### WHAT IS EXPECTED
Transcribe the entries that follow exactly as they appear, minus pictures.

— begin —

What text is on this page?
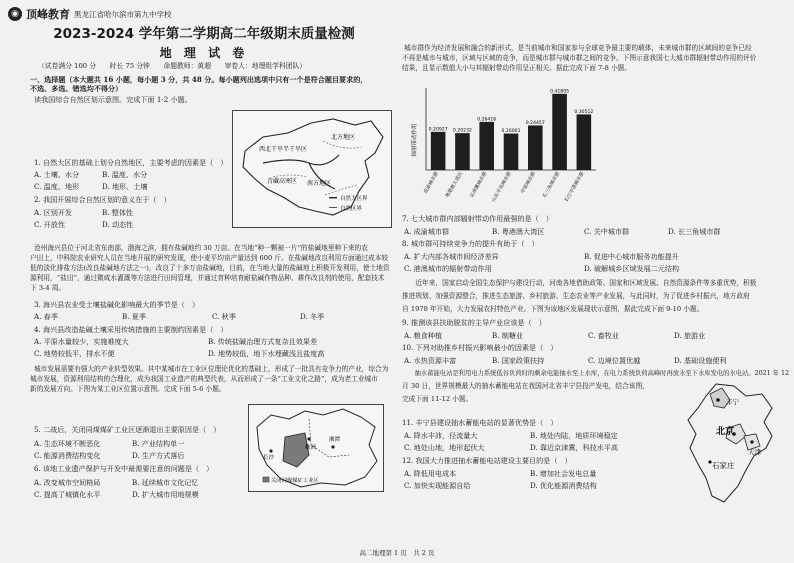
◉ 顶峰教育 黑龙江省哈尔滨市第九中学校
2023-2024 学年第二学期高二年级期末质量检测
地 理 试 卷
（试卷满分 100 分　　时长 75 分钟　　命题教师：黄超　　审卷人：地理组学科团队）
一、选择题（本大题共 16 小题，每小题 3 分，共 48 分。每小题列出选项中只有一个是符合题目要求的，
不选、多选、错选均不得分）
读我国综合自然区划示意图。完成下面 1-2 小题。
西北干旱半干旱区
北方地区
青藏高寒区 南方地区
自然大区界
自然区界
1. 自然大区的基础上划分自然地区，主要考虑的因素是（　）
A. 土壤、水分	B. 温度、水分
C. 温度、地形	D. 地形、土壤
2. 我国开展综合自然区划的意义在于（　）
A. 区别开发	B. 整体性
C. 开放性	D. 动态性
沧州海兴县位于河北省东南部，渤海之滨，拥有盐碱地约 30 万亩。在当地“种一颗被一片”的盐碱地里种下来的农
户田上，中科院农业研究人员在当地开展的研究发现，使小麦平均亩产量达到 600 斤。在盐碱地改良利用方面通过成本较
低的淡化排盐方法(改良盐碱地方法之一)，改良了十多万亩盐碱地，目前，在当地大量的盐碱地上积极开发利用，使土地资
源利用，“盐田”，通过微咸水灌溉等方法进行田间管理，并通过育种培育耐盐碱作物品种、耕作改良剂的使用，配套技术
下 3-4 周。
3. 海兴县农业受土壤盐碱化影响最大的季节是（　）
A. 春季	B. 夏季	C. 秋季	D. 冬季
4. 海兴县改造盐碱土壤采用传统措施的主要制约因素是（　）
A. 平原水量较少，实施难度大	B. 传统盐碱治理方式复杂且效果差
C. 地势较低平，排水不便	D. 地势较低，地下水埋藏浅且盐度高
城市发展需要有强大的产业转型效果。其中某城市在工业区位理论优化的基础上，形成了一批具有竞争力的产业，综合为
城市发展，资源利用结构的合理化，成为我国工业遗产的典型代表，从而形成了一条“工业文化之路”，成为老工业城市
新的发展方向。下图为某工业区位置示意图。完成下面 5-6 小题。
长沙
株洲
湘潭
关闭同煤煤矿工业区
5. 二战后，关闭同煤煤矿工业区逐渐退出主要原因是（　）
A. 生态环境不断恶化	B. 产业结构单一
C. 能源消费结构变化	D. 生产方式落后
6. 该地工业遗产保护与开发中最需要注意的问题是（　）
A. 改变城市空间格局	B. 延续城市文化记忆
C. 提高了城镇化水平	D. 扩大城市用地规模
城市群作为经济发展和融合的新形式，是当前城市和国家参与全球竞争最主要的载体，未来城市群的区域间的竞争已经
不再是城市与城市，区域与区域的竞争，而是城市群与城市群之间的竞争。下图示意我国七大城市群辐射带动作用的评价
结果，且显示数值大小与其辐射带动作用呈正相关。据此完成下面 7-8 小题。
辐射带动作用 0.20927
成渝城市群
0.20232
粤港澳大湾区
0.26416
京津冀城市群
0.20001
山东半岛城市群
0.24457
中原城市群
0.41805
长三角城市群
0.30512
长江中游城市群
7. 七大城市群内部辐射带动作用最强的是（　）
A. 成渝城市群	B. 粤港澳大湾区	C. 关中城市群	D. 长三角城市群
8. 城市群可持续竞争力的提升有助于（　）
A. 扩大内部各城市间经济差异	B. 促进中心城市服务功能提升
C. 港澳城市的辐射带动作用	D. 破解城乡区域发展二元结构
　　近年来，国家启动全国生态保护与建设行动，河南各地借助政策、国家和区域发展、自然资源条件等多重优势，积极
推进规划、加强资源整合，推进生态旅游、乡村旅游、生态农业等产业发展，与此同时，为了促进乡村振兴，地方政府
自 1978 年开始，大力发展农村特色产业。下图为该地区发展现状示意图，据此完成下面 9-10 小题。
9. 推测该县扶助脱贫的主导产业应该是（　）
A. 粮食种植	B. 制糖业	C. 畜牧业	D. 旅游业
10. 下列对助推乡村振兴影响最小的因素是（　）
A. 水热资源丰富	B. 国家政策扶持	C. 边境位置优越	D. 基础设施便利
　　抽水蓄能电站是利用电力系统低谷负荷时的剩余电能抽水至上水库，在电力系统负荷高峰时再放水至下水库发电的水电站。2021 年 12
月 30 日，世界规模最大的抽水蓄能电站在我国河北省丰宁县投产发电，结合该图，
完成下面 11-12 小题。	丰宁
北京
天津
石家庄
11. 丰宁县建设抽水蓄能电站的显著优势是（　）
A. 降水丰沛，径流量大	B. 地处内陆，地质环境稳定
C. 地处山地，地形起伏大	D. 靠近京津冀，科技水平高
12. 我国大力推进抽水蓄能电站建设主要目的是（　）
A. 降低用电成本	B. 增加社会发电总量
C. 加快实现能源自给	D. 优化能源消费结构
高二地理第 1 页　共 2 页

— end —

### CORRECT RESPONSE
What text is on this page?
◉ 顶峰教育 黑龙江省哈尔滨市第九中学校
2023-2024 学年第二学期高二年级期末质量检测
地 理 试 卷
（试卷满分 100 分　　时长 75 分钟　　命题教师：黄超　　审卷人：地理组学科团队）
一、选择题（本大题共 16 小题，每小题 3 分，共 48 分。每小题列出选项中只有一个是符合题目要求的，
不选、多选、错选均不得分）
读我国综合自然区划示意图。完成下面 1-2 小题。
西北干旱半干旱区
北方地区
青藏高寒区 南方地区
自然大区界
自然区界
1. 自然大区的基础上划分自然地区，主要考虑的因素是（　）
A. 土壤、水分	B. 温度、水分
C. 温度、地形	D. 地形、土壤
2. 我国开展综合自然区划的意义在于（　）
A. 区别开发	B. 整体性
C. 开放性	D. 动态性
沧州海兴县位于河北省东南部，渤海之滨，拥有盐碱地约 30 万亩。在当地“种一颗被一片”的盐碱地里种下来的农
户田上，中科院农业研究人员在当地开展的研究发现，使小麦平均亩产量达到 600 斤。在盐碱地改良利用方面通过成本较
低的淡化排盐方法(改良盐碱地方法之一)，改良了十多万亩盐碱地，目前，在当地大量的盐碱地上积极开发利用，使土地资
源利用，“盐田”，通过微咸水灌溉等方法进行田间管理，并通过育种培育耐盐碱作物品种、耕作改良剂的使用，配套技术
下 3-4 周。
3. 海兴县农业受土壤盐碱化影响最大的季节是（　）
A. 春季	B. 夏季	C. 秋季	D. 冬季
4. 海兴县改造盐碱土壤采用传统措施的主要制约因素是（　）
A. 平原水量较少，实施难度大	B. 传统盐碱治理方式复杂且效果差
C. 地势较低平，排水不便	D. 地势较低，地下水埋藏浅且盐度高
城市发展需要有强大的产业转型效果。其中某城市在工业区位理论优化的基础上，形成了一批具有竞争力的产业，综合为
城市发展，资源利用结构的合理化，成为我国工业遗产的典型代表，从而形成了一条“工业文化之路”，成为老工业城市
新的发展方向。下图为某工业区位置示意图。完成下面 5-6 小题。
长沙
株洲
湘潭
关闭同煤煤矿工业区
5. 二战后，关闭同煤煤矿工业区逐渐退出主要原因是（　）
A. 生态环境不断恶化	B. 产业结构单一
C. 能源消费结构变化	D. 生产方式落后
6. 该地工业遗产保护与开发中最需要注意的问题是（　）
A. 改变城市空间格局	B. 延续城市文化记忆
C. 提高了城镇化水平	D. 扩大城市用地规模
城市群作为经济发展和融合的新形式，是当前城市和国家参与全球竞争最主要的载体，未来城市群的区域间的竞争已经
不再是城市与城市，区域与区域的竞争，而是城市群与城市群之间的竞争。下图示意我国七大城市群辐射带动作用的评价
结果，且显示数值大小与其辐射带动作用呈正相关。据此完成下面 7-8 小题。
辐射带动作用 0.20927
成渝城市群
0.20232
粤港澳大湾区
0.26416
京津冀城市群
0.20001
山东半岛城市群
0.24457
中原城市群
0.41805
长三角城市群
0.30512
长江中游城市群
7. 七大城市群内部辐射带动作用最强的是（　）
A. 成渝城市群	B. 粤港澳大湾区	C. 关中城市群	D. 长三角城市群
8. 城市群可持续竞争力的提升有助于（　）
A. 扩大内部各城市间经济差异	B. 促进中心城市服务功能提升
C. 港澳城市的辐射带动作用	D. 破解城乡区域发展二元结构
　　近年来，国家启动全国生态保护与建设行动，河南各地借助政策、国家和区域发展、自然资源条件等多重优势，积极
推进规划、加强资源整合，推进生态旅游、乡村旅游、生态农业等产业发展，与此同时，为了促进乡村振兴，地方政府
自 1978 年开始，大力发展农村特色产业。下图为该地区发展现状示意图，据此完成下面 9-10 小题。
9. 推测该县扶助脱贫的主导产业应该是（　）
A. 粮食种植	B. 制糖业	C. 畜牧业	D. 旅游业
10. 下列对助推乡村振兴影响最小的因素是（　）
A. 水热资源丰富	B. 国家政策扶持	C. 边境位置优越	D. 基础设施便利
　　抽水蓄能电站是利用电力系统低谷负荷时的剩余电能抽水至上水库，在电力系统负荷高峰时再放水至下水库发电的水电站。2021 年 12
月 30 日，世界规模最大的抽水蓄能电站在我国河北省丰宁县投产发电，结合该图，
完成下面 11-12 小题。	丰宁
北京
天津
石家庄
11. 丰宁县建设抽水蓄能电站的显著优势是（　）
A. 降水丰沛，径流量大	B. 地处内陆，地质环境稳定
C. 地处山地，地形起伏大	D. 靠近京津冀，科技水平高
12. 我国大力推进抽水蓄能电站建设主要目的是（　）
A. 降低用电成本	B. 增加社会发电总量
C. 加快实现能源自给	D. 优化能源消费结构
高二地理第 1 页　共 2 页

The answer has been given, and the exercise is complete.